— BEGIN Material for this exercise —

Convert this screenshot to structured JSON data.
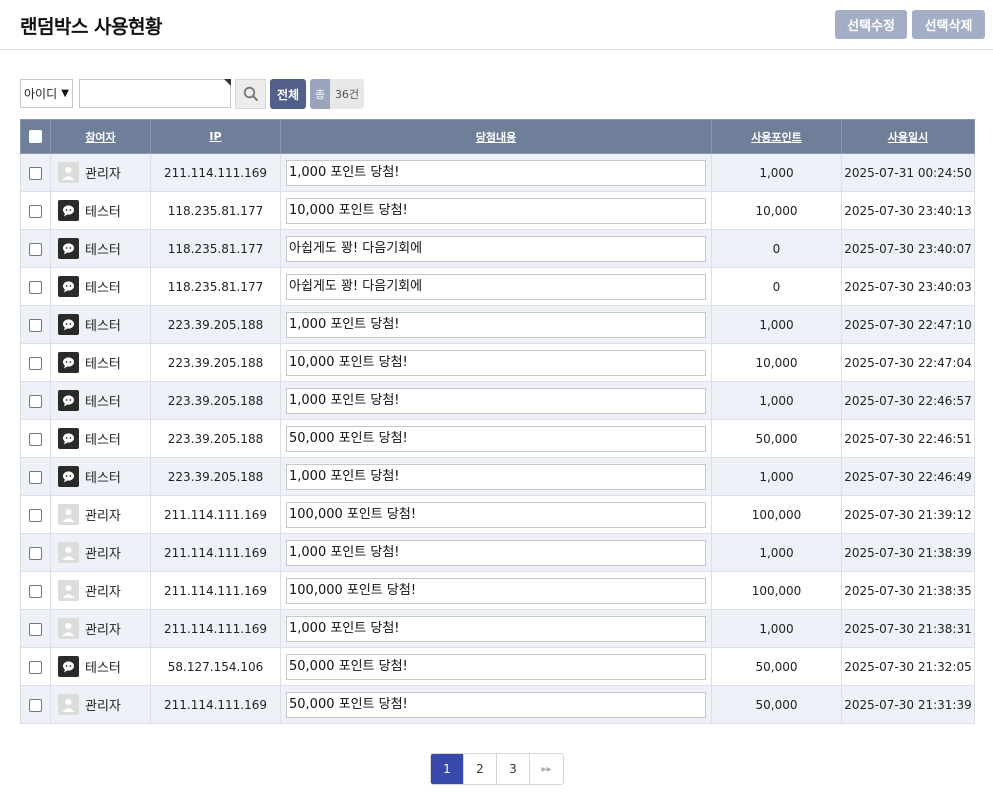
{
  "header": {
    "title": "랜덤박스 사용현황",
    "edit_label": "선택수정",
    "delete_label": "선택삭제"
  },
  "search": {
    "field_value": "아이디",
    "input_value": "",
    "all_label": "전체",
    "total_label": "총",
    "total_count": "36건"
  },
  "table": {
    "columns": [
      "참여자",
      "IP",
      "당첨내용",
      "사용포인트",
      "사용일시"
    ],
    "rows": [
      {
        "user": "관리자",
        "avatar": "admin-avatar-icon",
        "ip": "211.114.111.169",
        "content": "1,000 포인트 당첨!",
        "points": "1,000",
        "date": "2025-07-31 00:24:50"
      },
      {
        "user": "테스터",
        "avatar": "tester-avatar-icon",
        "ip": "118.235.81.177",
        "content": "10,000 포인트 당첨!",
        "points": "10,000",
        "date": "2025-07-30 23:40:13"
      },
      {
        "user": "테스터",
        "avatar": "tester-avatar-icon",
        "ip": "118.235.81.177",
        "content": "아쉽게도 꽝! 다음기회에",
        "points": "0",
        "date": "2025-07-30 23:40:07"
      },
      {
        "user": "테스터",
        "avatar": "tester-avatar-icon",
        "ip": "118.235.81.177",
        "content": "아쉽게도 꽝! 다음기회에",
        "points": "0",
        "date": "2025-07-30 23:40:03"
      },
      {
        "user": "테스터",
        "avatar": "tester-avatar-icon",
        "ip": "223.39.205.188",
        "content": "1,000 포인트 당첨!",
        "points": "1,000",
        "date": "2025-07-30 22:47:10"
      },
      {
        "user": "테스터",
        "avatar": "tester-avatar-icon",
        "ip": "223.39.205.188",
        "content": "10,000 포인트 당첨!",
        "points": "10,000",
        "date": "2025-07-30 22:47:04"
      },
      {
        "user": "테스터",
        "avatar": "tester-avatar-icon",
        "ip": "223.39.205.188",
        "content": "1,000 포인트 당첨!",
        "points": "1,000",
        "date": "2025-07-30 22:46:57"
      },
      {
        "user": "테스터",
        "avatar": "tester-avatar-icon",
        "ip": "223.39.205.188",
        "content": "50,000 포인트 당첨!",
        "points": "50,000",
        "date": "2025-07-30 22:46:51"
      },
      {
        "user": "테스터",
        "avatar": "tester-avatar-icon",
        "ip": "223.39.205.188",
        "content": "1,000 포인트 당첨!",
        "points": "1,000",
        "date": "2025-07-30 22:46:49"
      },
      {
        "user": "관리자",
        "avatar": "admin-avatar-icon",
        "ip": "211.114.111.169",
        "content": "100,000 포인트 당첨!",
        "points": "100,000",
        "date": "2025-07-30 21:39:12"
      },
      {
        "user": "관리자",
        "avatar": "admin-avatar-icon",
        "ip": "211.114.111.169",
        "content": "1,000 포인트 당첨!",
        "points": "1,000",
        "date": "2025-07-30 21:38:39"
      },
      {
        "user": "관리자",
        "avatar": "admin-avatar-icon",
        "ip": "211.114.111.169",
        "content": "100,000 포인트 당첨!",
        "points": "100,000",
        "date": "2025-07-30 21:38:35"
      },
      {
        "user": "관리자",
        "avatar": "admin-avatar-icon",
        "ip": "211.114.111.169",
        "content": "1,000 포인트 당첨!",
        "points": "1,000",
        "date": "2025-07-30 21:38:31"
      },
      {
        "user": "테스터",
        "avatar": "tester-avatar-icon",
        "ip": "58.127.154.106",
        "content": "50,000 포인트 당첨!",
        "points": "50,000",
        "date": "2025-07-30 21:32:05"
      },
      {
        "user": "관리자",
        "avatar": "admin-avatar-icon",
        "ip": "211.114.111.169",
        "content": "50,000 포인트 당첨!",
        "points": "50,000",
        "date": "2025-07-30 21:31:39"
      }
    ]
  },
  "pagination": {
    "pages": [
      "1",
      "2",
      "3"
    ],
    "current": "1",
    "next_icon": "double-chevron-right-icon"
  },
  "colors": {
    "header_bg": "#6f7f99",
    "row_alt_bg": "#eef1f8",
    "button_bg": "#a4adc6",
    "all_button_bg": "#525f8a",
    "active_page_bg": "#3949ab"
  }
}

— END Material for this exercise —

What is needed: Repeat the preceding records precisely, and leave every picture out of the copy.

Exercise solution:
Convert this screenshot to structured JSON data.
{
  "header": {
    "title": "랜덤박스 사용현황",
    "edit_label": "선택수정",
    "delete_label": "선택삭제"
  },
  "search": {
    "field_value": "아이디",
    "input_value": "",
    "all_label": "전체",
    "total_label": "총",
    "total_count": "36건"
  },
  "table": {
    "columns": [
      "참여자",
      "IP",
      "당첨내용",
      "사용포인트",
      "사용일시"
    ],
    "rows": [
      {
        "user": "관리자",
        "avatar": "admin-avatar-icon",
        "ip": "211.114.111.169",
        "content": "1,000 포인트 당첨!",
        "points": "1,000",
        "date": "2025-07-31 00:24:50"
      },
      {
        "user": "테스터",
        "avatar": "tester-avatar-icon",
        "ip": "118.235.81.177",
        "content": "10,000 포인트 당첨!",
        "points": "10,000",
        "date": "2025-07-30 23:40:13"
      },
      {
        "user": "테스터",
        "avatar": "tester-avatar-icon",
        "ip": "118.235.81.177",
        "content": "아쉽게도 꽝! 다음기회에",
        "points": "0",
        "date": "2025-07-30 23:40:07"
      },
      {
        "user": "테스터",
        "avatar": "tester-avatar-icon",
        "ip": "118.235.81.177",
        "content": "아쉽게도 꽝! 다음기회에",
        "points": "0",
        "date": "2025-07-30 23:40:03"
      },
      {
        "user": "테스터",
        "avatar": "tester-avatar-icon",
        "ip": "223.39.205.188",
        "content": "1,000 포인트 당첨!",
        "points": "1,000",
        "date": "2025-07-30 22:47:10"
      },
      {
        "user": "테스터",
        "avatar": "tester-avatar-icon",
        "ip": "223.39.205.188",
        "content": "10,000 포인트 당첨!",
        "points": "10,000",
        "date": "2025-07-30 22:47:04"
      },
      {
        "user": "테스터",
        "avatar": "tester-avatar-icon",
        "ip": "223.39.205.188",
        "content": "1,000 포인트 당첨!",
        "points": "1,000",
        "date": "2025-07-30 22:46:57"
      },
      {
        "user": "테스터",
        "avatar": "tester-avatar-icon",
        "ip": "223.39.205.188",
        "content": "50,000 포인트 당첨!",
        "points": "50,000",
        "date": "2025-07-30 22:46:51"
      },
      {
        "user": "테스터",
        "avatar": "tester-avatar-icon",
        "ip": "223.39.205.188",
        "content": "1,000 포인트 당첨!",
        "points": "1,000",
        "date": "2025-07-30 22:46:49"
      },
      {
        "user": "관리자",
        "avatar": "admin-avatar-icon",
        "ip": "211.114.111.169",
        "content": "100,000 포인트 당첨!",
        "points": "100,000",
        "date": "2025-07-30 21:39:12"
      },
      {
        "user": "관리자",
        "avatar": "admin-avatar-icon",
        "ip": "211.114.111.169",
        "content": "1,000 포인트 당첨!",
        "points": "1,000",
        "date": "2025-07-30 21:38:39"
      },
      {
        "user": "관리자",
        "avatar": "admin-avatar-icon",
        "ip": "211.114.111.169",
        "content": "100,000 포인트 당첨!",
        "points": "100,000",
        "date": "2025-07-30 21:38:35"
      },
      {
        "user": "관리자",
        "avatar": "admin-avatar-icon",
        "ip": "211.114.111.169",
        "content": "1,000 포인트 당첨!",
        "points": "1,000",
        "date": "2025-07-30 21:38:31"
      },
      {
        "user": "테스터",
        "avatar": "tester-avatar-icon",
        "ip": "58.127.154.106",
        "content": "50,000 포인트 당첨!",
        "points": "50,000",
        "date": "2025-07-30 21:32:05"
      },
      {
        "user": "관리자",
        "avatar": "admin-avatar-icon",
        "ip": "211.114.111.169",
        "content": "50,000 포인트 당첨!",
        "points": "50,000",
        "date": "2025-07-30 21:31:39"
      }
    ]
  },
  "pagination": {
    "pages": [
      "1",
      "2",
      "3"
    ],
    "current": "1",
    "next_icon": "double-chevron-right-icon"
  },
  "colors": {
    "header_bg": "#6f7f99",
    "row_alt_bg": "#eef1f8",
    "button_bg": "#a4adc6",
    "all_button_bg": "#525f8a",
    "active_page_bg": "#3949ab"
  }
}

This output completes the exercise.